┌─ Exercise data

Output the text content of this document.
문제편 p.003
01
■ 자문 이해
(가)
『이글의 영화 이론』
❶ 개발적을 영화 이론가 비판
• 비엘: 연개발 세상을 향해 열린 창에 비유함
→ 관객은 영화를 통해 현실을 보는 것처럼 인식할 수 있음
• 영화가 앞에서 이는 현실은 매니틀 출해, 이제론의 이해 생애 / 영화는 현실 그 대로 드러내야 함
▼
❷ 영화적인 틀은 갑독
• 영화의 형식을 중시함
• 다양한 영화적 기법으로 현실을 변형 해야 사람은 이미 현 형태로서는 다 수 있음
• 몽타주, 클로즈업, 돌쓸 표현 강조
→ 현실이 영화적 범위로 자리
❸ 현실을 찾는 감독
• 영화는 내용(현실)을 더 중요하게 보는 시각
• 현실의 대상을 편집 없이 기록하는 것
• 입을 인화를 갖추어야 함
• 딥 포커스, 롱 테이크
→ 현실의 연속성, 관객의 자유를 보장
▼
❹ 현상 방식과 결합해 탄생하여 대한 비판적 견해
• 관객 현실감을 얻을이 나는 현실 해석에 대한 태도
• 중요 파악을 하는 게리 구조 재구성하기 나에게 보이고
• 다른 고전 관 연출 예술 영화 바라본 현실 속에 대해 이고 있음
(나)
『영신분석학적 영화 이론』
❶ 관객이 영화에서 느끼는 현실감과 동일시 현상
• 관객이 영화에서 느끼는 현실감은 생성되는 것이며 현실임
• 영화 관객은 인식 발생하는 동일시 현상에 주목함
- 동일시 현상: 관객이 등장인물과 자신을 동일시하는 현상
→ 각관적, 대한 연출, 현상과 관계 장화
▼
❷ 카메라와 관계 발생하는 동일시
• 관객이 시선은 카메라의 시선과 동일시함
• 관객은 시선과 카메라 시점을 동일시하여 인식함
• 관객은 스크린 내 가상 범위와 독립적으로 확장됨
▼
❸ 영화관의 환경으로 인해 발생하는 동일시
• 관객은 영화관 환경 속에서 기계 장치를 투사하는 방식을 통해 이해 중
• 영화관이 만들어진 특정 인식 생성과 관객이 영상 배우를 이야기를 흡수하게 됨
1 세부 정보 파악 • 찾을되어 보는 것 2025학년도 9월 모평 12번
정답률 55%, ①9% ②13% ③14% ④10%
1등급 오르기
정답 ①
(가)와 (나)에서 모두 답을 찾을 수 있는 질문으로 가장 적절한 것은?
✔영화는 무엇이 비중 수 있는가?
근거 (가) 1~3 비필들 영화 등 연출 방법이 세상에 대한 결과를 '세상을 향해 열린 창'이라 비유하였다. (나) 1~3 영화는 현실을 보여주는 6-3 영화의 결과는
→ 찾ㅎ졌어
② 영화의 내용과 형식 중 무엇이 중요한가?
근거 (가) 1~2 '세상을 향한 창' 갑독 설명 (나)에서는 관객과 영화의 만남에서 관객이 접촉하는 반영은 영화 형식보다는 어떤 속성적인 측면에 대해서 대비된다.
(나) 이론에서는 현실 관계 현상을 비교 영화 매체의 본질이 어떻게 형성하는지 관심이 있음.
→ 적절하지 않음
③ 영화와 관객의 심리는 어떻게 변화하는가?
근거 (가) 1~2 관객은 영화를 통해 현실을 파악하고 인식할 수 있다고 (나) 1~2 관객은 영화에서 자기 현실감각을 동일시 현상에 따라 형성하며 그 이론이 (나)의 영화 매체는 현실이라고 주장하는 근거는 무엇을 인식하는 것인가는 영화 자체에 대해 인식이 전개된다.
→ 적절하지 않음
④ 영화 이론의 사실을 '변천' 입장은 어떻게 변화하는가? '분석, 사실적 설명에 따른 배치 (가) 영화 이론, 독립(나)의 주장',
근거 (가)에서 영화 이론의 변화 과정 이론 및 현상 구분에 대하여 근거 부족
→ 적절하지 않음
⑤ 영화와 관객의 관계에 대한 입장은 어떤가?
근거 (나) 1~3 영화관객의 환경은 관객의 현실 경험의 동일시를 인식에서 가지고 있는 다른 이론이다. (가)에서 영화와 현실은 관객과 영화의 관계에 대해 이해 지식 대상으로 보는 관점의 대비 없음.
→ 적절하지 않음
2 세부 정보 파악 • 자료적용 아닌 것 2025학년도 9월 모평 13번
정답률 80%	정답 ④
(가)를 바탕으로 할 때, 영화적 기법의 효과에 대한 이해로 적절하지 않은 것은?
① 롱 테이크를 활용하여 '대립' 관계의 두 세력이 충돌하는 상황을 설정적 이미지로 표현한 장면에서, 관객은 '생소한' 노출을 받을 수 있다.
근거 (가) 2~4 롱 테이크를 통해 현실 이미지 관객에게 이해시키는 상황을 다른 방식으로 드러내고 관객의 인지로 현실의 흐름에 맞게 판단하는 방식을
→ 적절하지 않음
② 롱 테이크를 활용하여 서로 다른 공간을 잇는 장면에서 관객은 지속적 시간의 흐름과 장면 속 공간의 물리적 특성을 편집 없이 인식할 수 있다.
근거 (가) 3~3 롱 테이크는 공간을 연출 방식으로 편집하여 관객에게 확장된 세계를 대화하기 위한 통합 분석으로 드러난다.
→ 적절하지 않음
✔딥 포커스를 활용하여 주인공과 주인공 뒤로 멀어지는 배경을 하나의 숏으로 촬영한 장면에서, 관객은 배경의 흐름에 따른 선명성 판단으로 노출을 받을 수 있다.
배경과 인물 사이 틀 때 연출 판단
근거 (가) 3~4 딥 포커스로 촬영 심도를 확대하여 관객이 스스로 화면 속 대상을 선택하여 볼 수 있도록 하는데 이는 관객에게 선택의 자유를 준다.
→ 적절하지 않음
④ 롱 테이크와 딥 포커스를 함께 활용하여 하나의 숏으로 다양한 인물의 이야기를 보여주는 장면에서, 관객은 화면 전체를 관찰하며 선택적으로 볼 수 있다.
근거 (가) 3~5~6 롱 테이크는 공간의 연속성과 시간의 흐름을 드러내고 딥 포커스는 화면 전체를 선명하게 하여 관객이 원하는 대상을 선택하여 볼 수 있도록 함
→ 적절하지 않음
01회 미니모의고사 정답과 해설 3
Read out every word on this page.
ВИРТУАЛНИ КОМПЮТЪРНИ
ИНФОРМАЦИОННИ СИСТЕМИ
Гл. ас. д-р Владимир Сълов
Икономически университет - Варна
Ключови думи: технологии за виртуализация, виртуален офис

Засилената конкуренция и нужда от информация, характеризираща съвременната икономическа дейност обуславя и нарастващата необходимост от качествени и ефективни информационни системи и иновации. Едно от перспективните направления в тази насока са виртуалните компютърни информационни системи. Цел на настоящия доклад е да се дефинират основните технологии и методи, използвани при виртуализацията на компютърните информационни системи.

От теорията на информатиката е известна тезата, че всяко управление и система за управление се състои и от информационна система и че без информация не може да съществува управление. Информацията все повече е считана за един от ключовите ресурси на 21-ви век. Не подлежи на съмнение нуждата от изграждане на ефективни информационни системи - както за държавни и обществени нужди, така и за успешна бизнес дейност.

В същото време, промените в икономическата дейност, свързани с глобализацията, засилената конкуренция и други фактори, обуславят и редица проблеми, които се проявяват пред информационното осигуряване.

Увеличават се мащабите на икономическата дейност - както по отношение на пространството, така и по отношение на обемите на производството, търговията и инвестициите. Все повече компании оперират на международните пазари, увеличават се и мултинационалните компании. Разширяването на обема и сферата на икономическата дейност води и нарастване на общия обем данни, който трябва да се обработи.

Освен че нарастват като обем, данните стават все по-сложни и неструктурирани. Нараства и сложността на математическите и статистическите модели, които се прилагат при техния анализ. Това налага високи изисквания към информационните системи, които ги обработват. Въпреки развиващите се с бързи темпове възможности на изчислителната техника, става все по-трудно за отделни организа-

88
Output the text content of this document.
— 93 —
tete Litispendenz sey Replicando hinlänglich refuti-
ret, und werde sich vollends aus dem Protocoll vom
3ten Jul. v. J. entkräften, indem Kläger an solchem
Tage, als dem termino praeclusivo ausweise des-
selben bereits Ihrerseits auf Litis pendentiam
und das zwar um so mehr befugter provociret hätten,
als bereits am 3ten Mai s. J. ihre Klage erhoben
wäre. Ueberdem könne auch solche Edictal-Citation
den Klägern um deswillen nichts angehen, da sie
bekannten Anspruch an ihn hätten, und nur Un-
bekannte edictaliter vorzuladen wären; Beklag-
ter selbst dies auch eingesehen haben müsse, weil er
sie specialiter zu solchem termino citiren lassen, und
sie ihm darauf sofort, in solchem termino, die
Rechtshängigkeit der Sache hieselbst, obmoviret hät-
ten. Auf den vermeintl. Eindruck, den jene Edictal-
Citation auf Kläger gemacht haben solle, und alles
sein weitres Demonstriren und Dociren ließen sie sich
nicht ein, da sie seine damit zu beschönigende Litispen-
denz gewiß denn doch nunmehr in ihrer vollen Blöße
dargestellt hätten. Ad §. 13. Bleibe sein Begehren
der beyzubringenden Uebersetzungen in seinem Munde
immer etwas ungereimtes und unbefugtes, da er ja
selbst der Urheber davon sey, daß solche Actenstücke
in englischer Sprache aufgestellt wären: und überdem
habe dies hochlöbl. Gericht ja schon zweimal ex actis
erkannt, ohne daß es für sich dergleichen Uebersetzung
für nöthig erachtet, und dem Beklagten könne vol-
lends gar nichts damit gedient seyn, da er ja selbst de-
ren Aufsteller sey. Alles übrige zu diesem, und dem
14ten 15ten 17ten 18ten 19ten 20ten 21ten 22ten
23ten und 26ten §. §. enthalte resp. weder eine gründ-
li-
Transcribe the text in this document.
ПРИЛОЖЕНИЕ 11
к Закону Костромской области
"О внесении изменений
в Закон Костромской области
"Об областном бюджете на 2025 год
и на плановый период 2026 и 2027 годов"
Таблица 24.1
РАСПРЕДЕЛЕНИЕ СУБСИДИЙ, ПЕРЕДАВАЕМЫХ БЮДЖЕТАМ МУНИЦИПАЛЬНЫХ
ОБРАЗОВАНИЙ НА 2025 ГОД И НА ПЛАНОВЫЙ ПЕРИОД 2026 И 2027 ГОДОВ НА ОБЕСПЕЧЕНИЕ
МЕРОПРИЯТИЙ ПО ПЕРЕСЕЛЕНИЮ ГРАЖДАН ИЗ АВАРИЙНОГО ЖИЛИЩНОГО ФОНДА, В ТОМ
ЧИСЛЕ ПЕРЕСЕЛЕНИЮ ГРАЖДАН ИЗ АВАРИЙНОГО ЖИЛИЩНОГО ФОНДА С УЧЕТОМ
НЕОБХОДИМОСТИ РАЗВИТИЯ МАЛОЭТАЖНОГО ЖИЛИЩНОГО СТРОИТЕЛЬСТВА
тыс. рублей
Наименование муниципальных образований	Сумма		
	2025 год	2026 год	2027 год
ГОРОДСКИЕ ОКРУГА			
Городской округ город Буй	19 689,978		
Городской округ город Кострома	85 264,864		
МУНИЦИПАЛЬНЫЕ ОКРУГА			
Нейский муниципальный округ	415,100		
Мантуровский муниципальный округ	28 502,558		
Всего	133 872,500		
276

└─

**The request**: Find every line holding the word "haben"; give their count and nothing else.

**Answer to this problem**: 2